• [Problem description] Collect every line of the records below that contains the word "NCAA".

Collected data
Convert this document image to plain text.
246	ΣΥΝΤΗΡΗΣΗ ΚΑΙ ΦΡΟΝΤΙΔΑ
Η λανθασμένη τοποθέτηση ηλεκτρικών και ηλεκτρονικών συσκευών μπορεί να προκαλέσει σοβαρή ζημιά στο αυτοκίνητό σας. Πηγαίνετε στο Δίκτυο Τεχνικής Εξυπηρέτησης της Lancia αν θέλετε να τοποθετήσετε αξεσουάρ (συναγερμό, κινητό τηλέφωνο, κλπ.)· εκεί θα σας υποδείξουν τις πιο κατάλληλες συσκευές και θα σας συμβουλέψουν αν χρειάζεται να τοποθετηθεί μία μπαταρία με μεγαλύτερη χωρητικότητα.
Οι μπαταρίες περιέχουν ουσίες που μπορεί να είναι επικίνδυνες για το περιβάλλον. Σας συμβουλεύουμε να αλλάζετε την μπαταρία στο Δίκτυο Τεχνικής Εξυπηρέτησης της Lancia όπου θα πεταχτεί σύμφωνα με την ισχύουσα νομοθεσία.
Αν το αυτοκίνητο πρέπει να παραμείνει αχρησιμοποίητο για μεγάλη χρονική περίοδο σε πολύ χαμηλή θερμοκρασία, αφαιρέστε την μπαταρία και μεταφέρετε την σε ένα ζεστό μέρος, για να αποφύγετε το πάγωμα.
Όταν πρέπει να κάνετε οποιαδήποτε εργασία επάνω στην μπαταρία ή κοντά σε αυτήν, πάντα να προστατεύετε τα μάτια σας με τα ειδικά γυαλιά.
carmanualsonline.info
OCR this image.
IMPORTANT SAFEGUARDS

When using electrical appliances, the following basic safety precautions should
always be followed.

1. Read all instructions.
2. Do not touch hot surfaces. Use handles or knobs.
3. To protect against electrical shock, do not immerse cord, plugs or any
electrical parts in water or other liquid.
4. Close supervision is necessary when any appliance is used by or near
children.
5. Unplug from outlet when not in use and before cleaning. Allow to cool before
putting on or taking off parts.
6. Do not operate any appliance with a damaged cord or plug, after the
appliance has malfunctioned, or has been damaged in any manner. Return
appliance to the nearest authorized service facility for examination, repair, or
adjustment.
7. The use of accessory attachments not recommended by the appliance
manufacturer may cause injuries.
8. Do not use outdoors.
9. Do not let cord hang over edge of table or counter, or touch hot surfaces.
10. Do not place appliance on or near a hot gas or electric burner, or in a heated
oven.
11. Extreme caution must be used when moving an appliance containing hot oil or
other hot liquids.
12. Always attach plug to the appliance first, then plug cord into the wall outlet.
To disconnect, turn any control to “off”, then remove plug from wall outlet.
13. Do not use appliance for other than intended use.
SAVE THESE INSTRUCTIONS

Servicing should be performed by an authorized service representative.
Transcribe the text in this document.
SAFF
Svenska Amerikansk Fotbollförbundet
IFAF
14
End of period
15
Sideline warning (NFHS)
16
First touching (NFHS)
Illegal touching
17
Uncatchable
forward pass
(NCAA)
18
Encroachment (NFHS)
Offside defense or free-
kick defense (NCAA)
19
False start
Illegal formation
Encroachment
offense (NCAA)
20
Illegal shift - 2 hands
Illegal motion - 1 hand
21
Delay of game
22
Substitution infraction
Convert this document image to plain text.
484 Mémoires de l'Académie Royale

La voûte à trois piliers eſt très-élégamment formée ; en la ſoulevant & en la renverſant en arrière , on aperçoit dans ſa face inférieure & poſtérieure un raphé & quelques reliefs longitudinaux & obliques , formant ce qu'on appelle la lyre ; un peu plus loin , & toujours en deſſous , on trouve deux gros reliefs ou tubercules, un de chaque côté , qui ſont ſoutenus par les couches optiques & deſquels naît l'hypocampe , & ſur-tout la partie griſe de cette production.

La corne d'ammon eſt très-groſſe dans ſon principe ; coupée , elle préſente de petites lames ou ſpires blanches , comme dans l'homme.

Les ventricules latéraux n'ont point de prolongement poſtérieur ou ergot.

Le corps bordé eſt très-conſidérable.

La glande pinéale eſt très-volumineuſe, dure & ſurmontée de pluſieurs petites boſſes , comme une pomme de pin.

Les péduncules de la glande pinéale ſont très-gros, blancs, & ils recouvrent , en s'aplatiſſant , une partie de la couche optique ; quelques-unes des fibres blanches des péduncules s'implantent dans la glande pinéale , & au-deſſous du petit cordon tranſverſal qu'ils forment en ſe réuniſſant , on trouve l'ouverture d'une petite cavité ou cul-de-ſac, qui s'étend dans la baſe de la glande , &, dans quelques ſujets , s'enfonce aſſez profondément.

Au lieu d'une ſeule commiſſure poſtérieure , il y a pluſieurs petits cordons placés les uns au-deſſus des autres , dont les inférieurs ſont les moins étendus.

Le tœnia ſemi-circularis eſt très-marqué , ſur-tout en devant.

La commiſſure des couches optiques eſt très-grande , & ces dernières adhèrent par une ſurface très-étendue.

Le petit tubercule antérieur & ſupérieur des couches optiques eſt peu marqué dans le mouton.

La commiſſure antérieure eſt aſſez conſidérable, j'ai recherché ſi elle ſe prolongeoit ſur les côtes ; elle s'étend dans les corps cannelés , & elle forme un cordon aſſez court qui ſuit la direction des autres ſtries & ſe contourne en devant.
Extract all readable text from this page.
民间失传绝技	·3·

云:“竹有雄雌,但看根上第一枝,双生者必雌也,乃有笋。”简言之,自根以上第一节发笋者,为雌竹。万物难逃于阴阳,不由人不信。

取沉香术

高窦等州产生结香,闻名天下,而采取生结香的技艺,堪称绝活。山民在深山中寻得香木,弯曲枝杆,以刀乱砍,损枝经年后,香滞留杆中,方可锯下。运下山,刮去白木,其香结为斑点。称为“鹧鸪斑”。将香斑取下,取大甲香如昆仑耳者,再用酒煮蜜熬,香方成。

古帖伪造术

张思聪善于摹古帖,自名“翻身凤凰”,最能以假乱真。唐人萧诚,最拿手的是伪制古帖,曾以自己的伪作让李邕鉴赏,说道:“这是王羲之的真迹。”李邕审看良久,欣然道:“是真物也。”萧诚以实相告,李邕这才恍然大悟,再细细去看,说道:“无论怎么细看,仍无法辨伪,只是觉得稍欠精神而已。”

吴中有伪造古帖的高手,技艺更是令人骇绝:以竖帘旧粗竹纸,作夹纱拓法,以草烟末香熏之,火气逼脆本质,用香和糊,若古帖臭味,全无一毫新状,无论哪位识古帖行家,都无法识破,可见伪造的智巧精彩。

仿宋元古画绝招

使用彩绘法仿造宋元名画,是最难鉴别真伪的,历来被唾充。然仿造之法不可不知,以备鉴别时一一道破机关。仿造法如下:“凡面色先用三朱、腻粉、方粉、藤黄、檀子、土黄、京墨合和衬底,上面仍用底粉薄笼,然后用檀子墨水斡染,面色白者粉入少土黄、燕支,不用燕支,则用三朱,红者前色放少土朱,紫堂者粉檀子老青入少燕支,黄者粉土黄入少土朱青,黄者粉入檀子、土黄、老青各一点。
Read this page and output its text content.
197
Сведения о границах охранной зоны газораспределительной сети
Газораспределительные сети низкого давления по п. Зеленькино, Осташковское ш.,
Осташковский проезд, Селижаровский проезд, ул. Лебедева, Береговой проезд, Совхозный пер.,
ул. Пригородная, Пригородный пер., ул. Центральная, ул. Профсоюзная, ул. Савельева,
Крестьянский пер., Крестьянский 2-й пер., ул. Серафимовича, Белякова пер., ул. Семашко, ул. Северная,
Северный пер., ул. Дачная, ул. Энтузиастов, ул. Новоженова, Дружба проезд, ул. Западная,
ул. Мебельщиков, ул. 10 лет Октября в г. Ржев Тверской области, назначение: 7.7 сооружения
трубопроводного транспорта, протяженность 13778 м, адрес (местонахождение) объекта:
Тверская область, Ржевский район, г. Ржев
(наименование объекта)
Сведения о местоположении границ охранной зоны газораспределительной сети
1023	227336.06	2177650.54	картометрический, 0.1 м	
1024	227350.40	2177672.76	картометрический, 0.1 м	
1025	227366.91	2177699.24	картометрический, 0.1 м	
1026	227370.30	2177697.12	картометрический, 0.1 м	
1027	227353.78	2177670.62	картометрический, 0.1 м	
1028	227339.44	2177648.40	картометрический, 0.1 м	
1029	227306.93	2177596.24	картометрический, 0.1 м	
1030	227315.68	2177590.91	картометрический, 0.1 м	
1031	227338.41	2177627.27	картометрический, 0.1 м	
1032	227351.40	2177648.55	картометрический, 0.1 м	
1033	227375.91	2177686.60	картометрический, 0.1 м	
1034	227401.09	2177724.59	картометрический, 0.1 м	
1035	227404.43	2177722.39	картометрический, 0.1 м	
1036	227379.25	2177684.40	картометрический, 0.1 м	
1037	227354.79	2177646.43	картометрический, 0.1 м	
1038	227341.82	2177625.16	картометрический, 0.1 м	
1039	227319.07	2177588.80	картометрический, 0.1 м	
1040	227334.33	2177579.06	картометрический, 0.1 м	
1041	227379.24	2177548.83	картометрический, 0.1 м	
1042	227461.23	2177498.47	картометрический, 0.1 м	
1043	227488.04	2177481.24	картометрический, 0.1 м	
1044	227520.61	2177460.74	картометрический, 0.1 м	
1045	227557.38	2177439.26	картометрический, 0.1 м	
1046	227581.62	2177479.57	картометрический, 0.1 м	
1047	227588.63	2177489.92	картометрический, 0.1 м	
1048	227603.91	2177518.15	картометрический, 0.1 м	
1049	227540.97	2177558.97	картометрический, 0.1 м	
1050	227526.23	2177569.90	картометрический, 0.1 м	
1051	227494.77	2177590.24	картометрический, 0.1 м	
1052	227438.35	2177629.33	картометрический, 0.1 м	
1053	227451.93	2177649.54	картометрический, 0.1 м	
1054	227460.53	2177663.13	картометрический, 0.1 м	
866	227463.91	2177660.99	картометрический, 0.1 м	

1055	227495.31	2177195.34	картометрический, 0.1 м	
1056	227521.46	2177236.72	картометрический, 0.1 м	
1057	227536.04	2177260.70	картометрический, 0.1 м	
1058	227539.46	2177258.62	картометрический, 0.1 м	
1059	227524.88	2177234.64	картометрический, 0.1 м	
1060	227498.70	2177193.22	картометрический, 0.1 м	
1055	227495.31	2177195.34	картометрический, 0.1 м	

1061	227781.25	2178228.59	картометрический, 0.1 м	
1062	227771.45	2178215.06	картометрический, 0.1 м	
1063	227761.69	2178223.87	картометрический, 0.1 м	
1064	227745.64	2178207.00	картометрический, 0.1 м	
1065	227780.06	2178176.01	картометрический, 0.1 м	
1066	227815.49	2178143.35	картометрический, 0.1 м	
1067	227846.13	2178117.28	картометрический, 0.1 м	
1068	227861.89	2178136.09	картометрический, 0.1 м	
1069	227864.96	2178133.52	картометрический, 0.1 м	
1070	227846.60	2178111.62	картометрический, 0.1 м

• [Exercise solution]
(NCAA)
kick defense (NCAA)
offense (NCAA)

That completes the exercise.